*Source records*
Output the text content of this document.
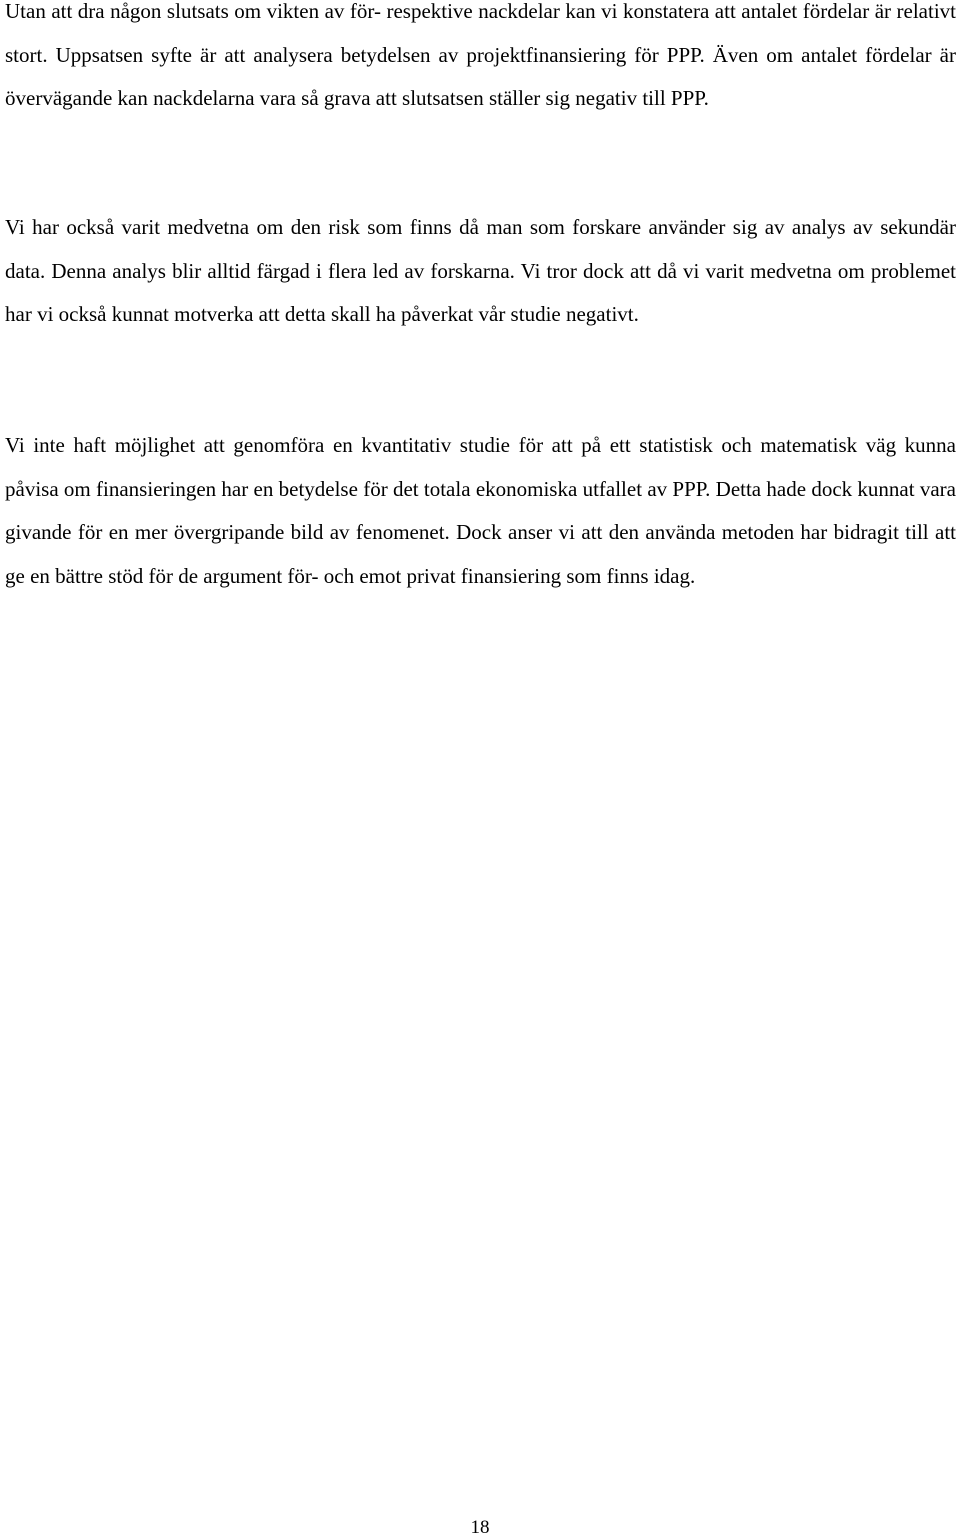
Utan att dra någon slutsats om vikten av för- respektive nackdelar kan vi konstatera att antalet fördelar är relativt stort. Uppsatsen syfte är att analysera betydelsen av projektfinansiering för PPP. Även om antalet fördelar är övervägande kan nackdelarna vara så grava att slutsatsen ställer sig negativ till PPP.

Vi har också varit medvetna om den risk som finns då man som forskare använder sig av analys av sekundär data. Denna analys blir alltid färgad i flera led av forskarna. Vi tror dock att då vi varit medvetna om problemet har vi också kunnat motverka att detta skall ha påverkat vår studie negativt.

Vi inte haft möjlighet att genomföra en kvantitativ studie för att på ett statistisk och matematisk väg kunna påvisa om finansieringen har en betydelse för det totala ekonomiska utfallet av PPP. Detta hade dock kunnat vara givande för en mer övergripande bild av fenomenet. Dock anser vi att den använda metoden har bidragit till att ge en bättre stöd för de argument för- och emot privat finansiering som finns idag.

18
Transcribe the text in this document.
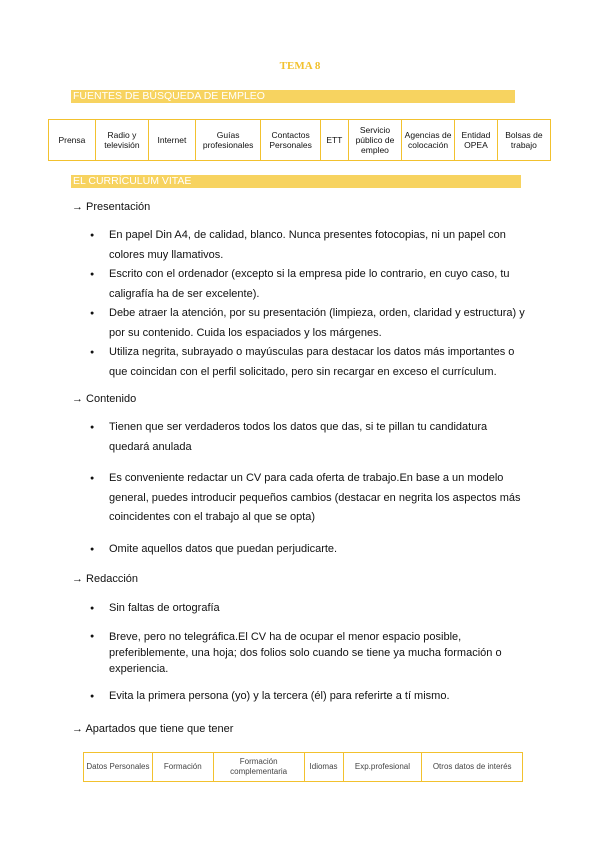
TEMA 8
FUENTES DE BÚSQUEDA DE EMPLEO
Prensa	Radio y televisión	Internet	Guías profesionales	Contactos Personales	ETT	Servicio público de empleo	Agencias de colocación	Entidad OPEA	Bolsas de trabajo
EL CURRÍCULUM VITAE
→ Presentación
● En papel Din A4, de calidad, blanco. Nunca presentes fotocopias, ni un papel con colores muy llamativos.
● Escrito con el ordenador (excepto si la empresa pide lo contrario, en cuyo caso, tu caligrafía ha de ser excelente).
● Debe atraer la atención, por su presentación (limpieza, orden, claridad y estructura) y por su contenido. Cuida los espaciados y los márgenes.
● Utiliza negrita, subrayado o mayúsculas para destacar los datos más importantes o que coincidan con el perfil solicitado, pero sin recargar en exceso el currículum.
→ Contenido
● Tienen que ser verdaderos todos los datos que das, si te pillan tu candidatura quedará anulada
● Es conveniente redactar un CV para cada oferta de trabajo.En base a un modelo general, puedes introducir pequeños cambios (destacar en negrita los aspectos más coincidentes con el trabajo al que se opta)
● Omite aquellos datos que puedan perjudicarte.
→ Redacción
● Sin faltas de ortografía
● Breve, pero no telegráfica.El CV ha de ocupar el menor espacio posible, preferiblemente, una hoja; dos folios solo cuando se tiene ya mucha formación o experiencia.
● Evita la primera persona (yo) y la tercera (él) para referirte a tí mismo.
→ Apartados que tiene que tener
Datos Personales	Formación	Formación complementaria	Idiomas	Exp.profesional	Otros datos de interés
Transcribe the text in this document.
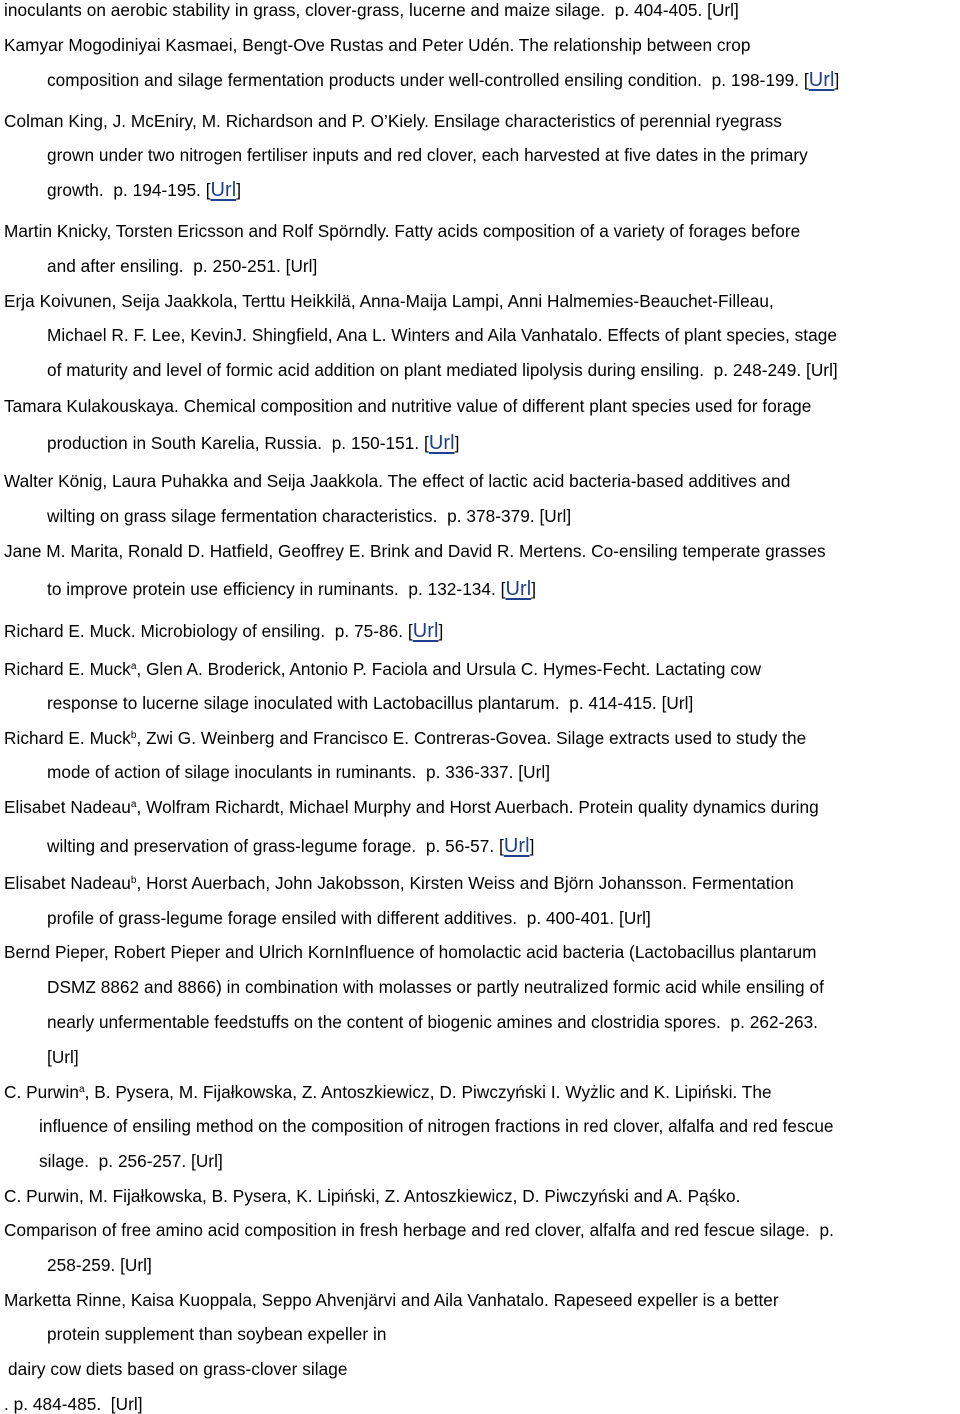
inoculants on aerobic stability in grass, clover-grass, lucerne and maize silage.  p. 404-405. [Url]
Kamyar Mogodiniyai Kasmaei, Bengt-Ove Rustas and Peter Udén. The relationship between crop
composition and silage fermentation products under well-controlled ensiling condition.  p. 198-199. [Url]
Colman King, J. McEniry, M. Richardson and P. O’Kiely. Ensilage characteristics of perennial ryegrass
grown under two nitrogen fertiliser inputs and red clover, each harvested at five dates in the primary
growth.  p. 194-195. [Url]
Martin Knicky, Torsten Ericsson and Rolf Spörndly. Fatty acids composition of a variety of forages before
and after ensiling.  p. 250-251. [Url]
Erja Koivunen, Seija Jaakkola, Terttu Heikkilä, Anna-Maija Lampi, Anni Halmemies-Beauchet-Filleau,
Michael R. F. Lee, KevinJ. Shingfield, Ana L. Winters and Aila Vanhatalo. Effects of plant species, stage
of maturity and level of formic acid addition on plant mediated lipolysis during ensiling.  p. 248-249. [Url]
Tamara Kulakouskaya. Chemical composition and nutritive value of different plant species used for forage
production in South Karelia, Russia.  p. 150-151. [Url]
Walter König, Laura Puhakka and Seija Jaakkola. The effect of lactic acid bacteria-based additives and
wilting on grass silage fermentation characteristics.  p. 378-379. [Url]
Jane M. Marita, Ronald D. Hatfield, Geoffrey E. Brink and David R. Mertens. Co-ensiling temperate grasses
to improve protein use efficiency in ruminants.  p. 132-134. [Url]
Richard E. Muck. Microbiology of ensiling.  p. 75-86. [Url]
Richard E. Muck$^a$, Glen A. Broderick, Antonio P. Faciola and Ursula C. Hymes-Fecht. Lactating cow
response to lucerne silage inoculated with Lactobacillus plantarum.  p. 414-415. [Url]
Richard E. Muck$^b$, Zwi G. Weinberg and Francisco E. Contreras-Govea. Silage extracts used to study the
mode of action of silage inoculants in ruminants.  p. 336-337. [Url]
Elisabet Nadeau$^a$, Wolfram Richardt, Michael Murphy and Horst Auerbach. Protein quality dynamics during
wilting and preservation of grass-legume forage.  p. 56-57. [Url]
Elisabet Nadeau$^b$, Horst Auerbach, John Jakobsson, Kirsten Weiss and Björn Johansson. Fermentation
profile of grass-legume forage ensiled with different additives.  p. 400-401. [Url]
Bernd Pieper, Robert Pieper and Ulrich KornInfluence of homolactic acid bacteria (Lactobacillus plantarum
DSMZ 8862 and 8866) in combination with molasses or partly neutralized formic acid while ensiling of
nearly unfermentable feedstuffs on the content of biogenic amines and clostridia spores.  p. 262-263.
[Url]
C. Purwin$^a$, B. Pysera, M. Fijałkowska, Z. Antoszkiewicz, D. Piwczyński I. Wyżlic and K. Lipiński. The
influence of ensiling method on the composition of nitrogen fractions in red clover, alfalfa and red fescue
silage.  p. 256-257. [Url]
C. Purwin, M. Fijałkowska, B. Pysera, K. Lipiński, Z. Antoszkiewicz, D. Piwczyński and A. Pąśko.
Comparison of free amino acid composition in fresh herbage and red clover, alfalfa and red fescue silage.  p.
258-259. [Url]
Marketta Rinne, Kaisa Kuoppala, Seppo Ahvenjärvi and Aila Vanhatalo. Rapeseed expeller is a better
protein supplement than soybean expeller in
dairy cow diets based on grass-clover silage
. p. 484-485.  [Url]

*Exercise requirements*
Could you write the entries out again exactly, without their pictures?

*Task response*
Output the text content of this document.
Utan att dra någon slutsats om vikten av för- respektive nackdelar kan vi konstatera att antalet fördelar är relativt stort. Uppsatsen syfte är att analysera betydelsen av projektfinansiering för PPP. Även om antalet fördelar är övervägande kan nackdelarna vara så grava att slutsatsen ställer sig negativ till PPP.

Vi har också varit medvetna om den risk som finns då man som forskare använder sig av analys av sekundär data. Denna analys blir alltid färgad i flera led av forskarna. Vi tror dock att då vi varit medvetna om problemet har vi också kunnat motverka att detta skall ha påverkat vår studie negativt.

Vi inte haft möjlighet att genomföra en kvantitativ studie för att på ett statistisk och matematisk väg kunna påvisa om finansieringen har en betydelse för det totala ekonomiska utfallet av PPP. Detta hade dock kunnat vara givande för en mer övergripande bild av fenomenet. Dock anser vi att den använda metoden har bidragit till att ge en bättre stöd för de argument för- och emot privat finansiering som finns idag.

18
Transcribe the text in this document.
TEMA 8
FUENTES DE BÚSQUEDA DE EMPLEO
Prensa	Radio y televisión	Internet	Guías profesionales	Contactos Personales	ETT	Servicio público de empleo	Agencias de colocación	Entidad OPEA	Bolsas de trabajo
EL CURRÍCULUM VITAE
→ Presentación
● En papel Din A4, de calidad, blanco. Nunca presentes fotocopias, ni un papel con colores muy llamativos.
● Escrito con el ordenador (excepto si la empresa pide lo contrario, en cuyo caso, tu caligrafía ha de ser excelente).
● Debe atraer la atención, por su presentación (limpieza, orden, claridad y estructura) y por su contenido. Cuida los espaciados y los márgenes.
● Utiliza negrita, subrayado o mayúsculas para destacar los datos más importantes o que coincidan con el perfil solicitado, pero sin recargar en exceso el currículum.
→ Contenido
● Tienen que ser verdaderos todos los datos que das, si te pillan tu candidatura quedará anulada
● Es conveniente redactar un CV para cada oferta de trabajo.En base a un modelo general, puedes introducir pequeños cambios (destacar en negrita los aspectos más coincidentes con el trabajo al que se opta)
● Omite aquellos datos que puedan perjudicarte.
→ Redacción
● Sin faltas de ortografía
● Breve, pero no telegráfica.El CV ha de ocupar el menor espacio posible, preferiblemente, una hoja; dos folios solo cuando se tiene ya mucha formación o experiencia.
● Evita la primera persona (yo) y la tercera (él) para referirte a tí mismo.
→ Apartados que tiene que tener
Datos Personales	Formación	Formación complementaria	Idiomas	Exp.profesional	Otros datos de interés
Transcribe the text in this document.
inoculants on aerobic stability in grass, clover-grass, lucerne and maize silage.  p. 404-405. [Url]
Kamyar Mogodiniyai Kasmaei, Bengt-Ove Rustas and Peter Udén. The relationship between crop
composition and silage fermentation products under well-controlled ensiling condition.  p. 198-199. [Url]
Colman King, J. McEniry, M. Richardson and P. O’Kiely. Ensilage characteristics of perennial ryegrass
grown under two nitrogen fertiliser inputs and red clover, each harvested at five dates in the primary
growth.  p. 194-195. [Url]
Martin Knicky, Torsten Ericsson and Rolf Spörndly. Fatty acids composition of a variety of forages before
and after ensiling.  p. 250-251. [Url]
Erja Koivunen, Seija Jaakkola, Terttu Heikkilä, Anna-Maija Lampi, Anni Halmemies-Beauchet-Filleau,
Michael R. F. Lee, KevinJ. Shingfield, Ana L. Winters and Aila Vanhatalo. Effects of plant species, stage
of maturity and level of formic acid addition on plant mediated lipolysis during ensiling.  p. 248-249. [Url]
Tamara Kulakouskaya. Chemical composition and nutritive value of different plant species used for forage
production in South Karelia, Russia.  p. 150-151. [Url]
Walter König, Laura Puhakka and Seija Jaakkola. The effect of lactic acid bacteria-based additives and
wilting on grass silage fermentation characteristics.  p. 378-379. [Url]
Jane M. Marita, Ronald D. Hatfield, Geoffrey E. Brink and David R. Mertens. Co-ensiling temperate grasses
to improve protein use efficiency in ruminants.  p. 132-134. [Url]
Richard E. Muck. Microbiology of ensiling.  p. 75-86. [Url]
Richard E. Muck$^a$, Glen A. Broderick, Antonio P. Faciola and Ursula C. Hymes-Fecht. Lactating cow
response to lucerne silage inoculated with Lactobacillus plantarum.  p. 414-415. [Url]
Richard E. Muck$^b$, Zwi G. Weinberg and Francisco E. Contreras-Govea. Silage extracts used to study the
mode of action of silage inoculants in ruminants.  p. 336-337. [Url]
Elisabet Nadeau$^a$, Wolfram Richardt, Michael Murphy and Horst Auerbach. Protein quality dynamics during
wilting and preservation of grass-legume forage.  p. 56-57. [Url]
Elisabet Nadeau$^b$, Horst Auerbach, John Jakobsson, Kirsten Weiss and Björn Johansson. Fermentation
profile of grass-legume forage ensiled with different additives.  p. 400-401. [Url]
Bernd Pieper, Robert Pieper and Ulrich KornInfluence of homolactic acid bacteria (Lactobacillus plantarum
DSMZ 8862 and 8866) in combination with molasses or partly neutralized formic acid while ensiling of
nearly unfermentable feedstuffs on the content of biogenic amines and clostridia spores.  p. 262-263.
[Url]
C. Purwin$^a$, B. Pysera, M. Fijałkowska, Z. Antoszkiewicz, D. Piwczyński I. Wyżlic and K. Lipiński. The
influence of ensiling method on the composition of nitrogen fractions in red clover, alfalfa and red fescue
silage.  p. 256-257. [Url]
C. Purwin, M. Fijałkowska, B. Pysera, K. Lipiński, Z. Antoszkiewicz, D. Piwczyński and A. Pąśko.
Comparison of free amino acid composition in fresh herbage and red clover, alfalfa and red fescue silage.  p.
258-259. [Url]
Marketta Rinne, Kaisa Kuoppala, Seppo Ahvenjärvi and Aila Vanhatalo. Rapeseed expeller is a better
protein supplement than soybean expeller in
dairy cow diets based on grass-clover silage
. p. 484-485.  [Url]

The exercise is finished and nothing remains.